## INSTRUCTION
Reproduce every line in the listing that contains the word "this".

## DATA SUPPLIED

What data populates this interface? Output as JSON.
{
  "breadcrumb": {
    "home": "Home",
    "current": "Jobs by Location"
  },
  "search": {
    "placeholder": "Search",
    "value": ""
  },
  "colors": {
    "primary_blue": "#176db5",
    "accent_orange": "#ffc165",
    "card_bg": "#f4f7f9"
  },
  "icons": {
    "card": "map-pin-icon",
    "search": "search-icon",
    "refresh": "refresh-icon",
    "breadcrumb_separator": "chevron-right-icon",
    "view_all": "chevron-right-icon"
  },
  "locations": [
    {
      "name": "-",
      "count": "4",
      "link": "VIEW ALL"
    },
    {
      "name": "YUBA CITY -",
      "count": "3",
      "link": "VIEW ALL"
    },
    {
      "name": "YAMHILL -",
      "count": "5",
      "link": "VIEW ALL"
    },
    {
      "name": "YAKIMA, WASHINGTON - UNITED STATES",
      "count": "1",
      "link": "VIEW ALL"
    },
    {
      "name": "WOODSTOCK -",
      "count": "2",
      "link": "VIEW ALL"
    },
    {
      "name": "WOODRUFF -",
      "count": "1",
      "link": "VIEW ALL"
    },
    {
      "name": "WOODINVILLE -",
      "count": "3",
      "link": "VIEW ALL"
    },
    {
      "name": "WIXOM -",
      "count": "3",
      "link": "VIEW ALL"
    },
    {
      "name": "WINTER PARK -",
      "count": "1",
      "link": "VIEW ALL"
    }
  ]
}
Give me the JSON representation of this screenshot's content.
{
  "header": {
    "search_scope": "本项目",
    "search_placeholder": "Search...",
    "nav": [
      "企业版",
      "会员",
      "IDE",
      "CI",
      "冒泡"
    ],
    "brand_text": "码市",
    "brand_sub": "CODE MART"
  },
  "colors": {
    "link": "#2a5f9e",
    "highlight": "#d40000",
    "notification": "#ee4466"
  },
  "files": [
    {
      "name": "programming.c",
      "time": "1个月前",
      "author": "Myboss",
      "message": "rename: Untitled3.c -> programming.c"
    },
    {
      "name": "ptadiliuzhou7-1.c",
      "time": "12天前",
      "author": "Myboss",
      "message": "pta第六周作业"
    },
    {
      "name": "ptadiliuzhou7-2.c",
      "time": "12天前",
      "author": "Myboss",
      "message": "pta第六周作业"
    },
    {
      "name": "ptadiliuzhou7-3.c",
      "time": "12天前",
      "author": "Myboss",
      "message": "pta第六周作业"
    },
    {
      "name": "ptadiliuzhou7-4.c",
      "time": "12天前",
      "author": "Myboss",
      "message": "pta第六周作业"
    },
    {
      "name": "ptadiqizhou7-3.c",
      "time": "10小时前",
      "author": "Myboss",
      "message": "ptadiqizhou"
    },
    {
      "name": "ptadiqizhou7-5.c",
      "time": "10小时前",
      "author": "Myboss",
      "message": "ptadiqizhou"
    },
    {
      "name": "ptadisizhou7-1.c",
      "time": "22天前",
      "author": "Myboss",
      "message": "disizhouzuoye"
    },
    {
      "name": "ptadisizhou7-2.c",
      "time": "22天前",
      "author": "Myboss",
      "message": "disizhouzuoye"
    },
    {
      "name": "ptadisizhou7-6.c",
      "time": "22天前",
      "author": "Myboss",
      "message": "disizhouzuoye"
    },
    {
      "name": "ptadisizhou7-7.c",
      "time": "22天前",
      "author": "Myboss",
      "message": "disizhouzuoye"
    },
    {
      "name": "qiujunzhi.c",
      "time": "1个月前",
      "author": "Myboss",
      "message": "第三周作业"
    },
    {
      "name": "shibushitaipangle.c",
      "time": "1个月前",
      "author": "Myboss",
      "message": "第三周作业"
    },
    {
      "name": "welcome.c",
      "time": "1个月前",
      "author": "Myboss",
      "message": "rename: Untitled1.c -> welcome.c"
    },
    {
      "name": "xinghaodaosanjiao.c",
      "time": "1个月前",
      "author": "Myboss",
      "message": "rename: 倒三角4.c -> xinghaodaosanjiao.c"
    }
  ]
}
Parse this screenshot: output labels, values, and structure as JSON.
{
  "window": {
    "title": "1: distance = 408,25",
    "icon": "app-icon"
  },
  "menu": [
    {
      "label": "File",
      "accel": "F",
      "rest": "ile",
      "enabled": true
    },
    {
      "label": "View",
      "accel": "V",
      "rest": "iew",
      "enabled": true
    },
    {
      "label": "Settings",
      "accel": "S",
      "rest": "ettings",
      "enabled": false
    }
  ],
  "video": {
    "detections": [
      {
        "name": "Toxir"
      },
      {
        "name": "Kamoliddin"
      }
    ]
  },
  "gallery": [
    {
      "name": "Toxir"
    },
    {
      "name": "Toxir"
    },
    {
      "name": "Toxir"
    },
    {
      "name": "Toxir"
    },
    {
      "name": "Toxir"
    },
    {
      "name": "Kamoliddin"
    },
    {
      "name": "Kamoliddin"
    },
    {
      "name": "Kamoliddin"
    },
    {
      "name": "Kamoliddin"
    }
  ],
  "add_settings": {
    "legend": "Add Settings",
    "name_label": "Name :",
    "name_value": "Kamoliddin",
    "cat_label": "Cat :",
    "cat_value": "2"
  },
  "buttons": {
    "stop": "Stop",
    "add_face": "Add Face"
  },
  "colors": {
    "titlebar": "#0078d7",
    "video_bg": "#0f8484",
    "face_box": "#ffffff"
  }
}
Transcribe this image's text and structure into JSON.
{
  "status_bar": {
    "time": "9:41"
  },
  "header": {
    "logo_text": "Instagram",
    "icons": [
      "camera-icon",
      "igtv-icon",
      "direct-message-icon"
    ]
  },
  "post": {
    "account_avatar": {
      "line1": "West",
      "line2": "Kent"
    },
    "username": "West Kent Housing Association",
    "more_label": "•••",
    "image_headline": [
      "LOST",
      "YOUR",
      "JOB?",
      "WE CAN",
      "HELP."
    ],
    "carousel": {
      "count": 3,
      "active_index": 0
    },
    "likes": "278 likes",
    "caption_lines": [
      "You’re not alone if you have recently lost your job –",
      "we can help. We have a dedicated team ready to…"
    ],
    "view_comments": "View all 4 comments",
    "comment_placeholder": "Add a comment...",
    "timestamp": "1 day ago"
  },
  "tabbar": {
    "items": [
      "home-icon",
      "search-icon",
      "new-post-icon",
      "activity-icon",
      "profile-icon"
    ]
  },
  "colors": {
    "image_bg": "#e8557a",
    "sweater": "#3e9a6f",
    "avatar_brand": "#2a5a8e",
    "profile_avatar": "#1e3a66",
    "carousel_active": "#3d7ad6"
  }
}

## THE RESULT
What data populates this interface? Output as JSON.
Give me the JSON representation of this screenshot's content.
Parse this screenshot: output labels, values, and structure as JSON.
Transcribe this image's text and structure into JSON.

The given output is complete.